# [Stored records]
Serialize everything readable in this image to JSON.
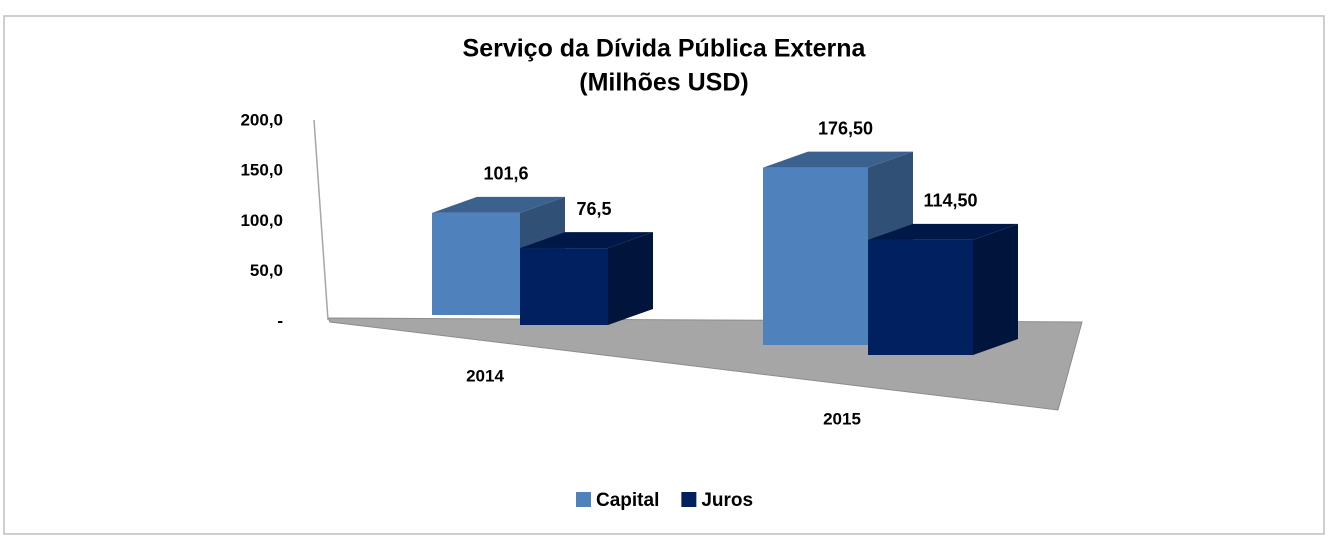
{
  "chart_data": {
    "type": "bar3d",
    "title": "Serviço da Dívida Pública Externa",
    "subtitle": "(Milhões USD)",
    "categories": [
      "2014",
      "2015"
    ],
    "series": [
      {
        "name": "Capital",
        "color": "#4f81bd",
        "values": [
          101.6,
          176.5
        ],
        "value_labels": [
          "101,6",
          "176,50"
        ]
      },
      {
        "name": "Juros",
        "color": "#002060",
        "values": [
          76.5,
          114.5
        ],
        "value_labels": [
          "76,5",
          "114,50"
        ]
      }
    ],
    "ylim": [
      0,
      200
    ],
    "yticks": [
      {
        "value": 0,
        "label": "-"
      },
      {
        "value": 50,
        "label": "50,0"
      },
      {
        "value": 100,
        "label": "100,0"
      },
      {
        "value": 150,
        "label": "150,0"
      },
      {
        "value": 200,
        "label": "200,0"
      }
    ],
    "legend": "bottom"
  }
}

# [Task goal]
With the pictures left out, transcribe the material exactly.

# [Final answer]
Serialize everything readable in this image to JSON.
{
  "chart_data": {
    "type": "bar3d",
    "title": "Serviço da Dívida Pública Externa",
    "subtitle": "(Milhões USD)",
    "categories": [
      "2014",
      "2015"
    ],
    "series": [
      {
        "name": "Capital",
        "color": "#4f81bd",
        "values": [
          101.6,
          176.5
        ],
        "value_labels": [
          "101,6",
          "176,50"
        ]
      },
      {
        "name": "Juros",
        "color": "#002060",
        "values": [
          76.5,
          114.5
        ],
        "value_labels": [
          "76,5",
          "114,50"
        ]
      }
    ],
    "ylim": [
      0,
      200
    ],
    "yticks": [
      {
        "value": 0,
        "label": "-"
      },
      {
        "value": 50,
        "label": "50,0"
      },
      {
        "value": 100,
        "label": "100,0"
      },
      {
        "value": 150,
        "label": "150,0"
      },
      {
        "value": 200,
        "label": "200,0"
      }
    ],
    "legend": "bottom"
  }
}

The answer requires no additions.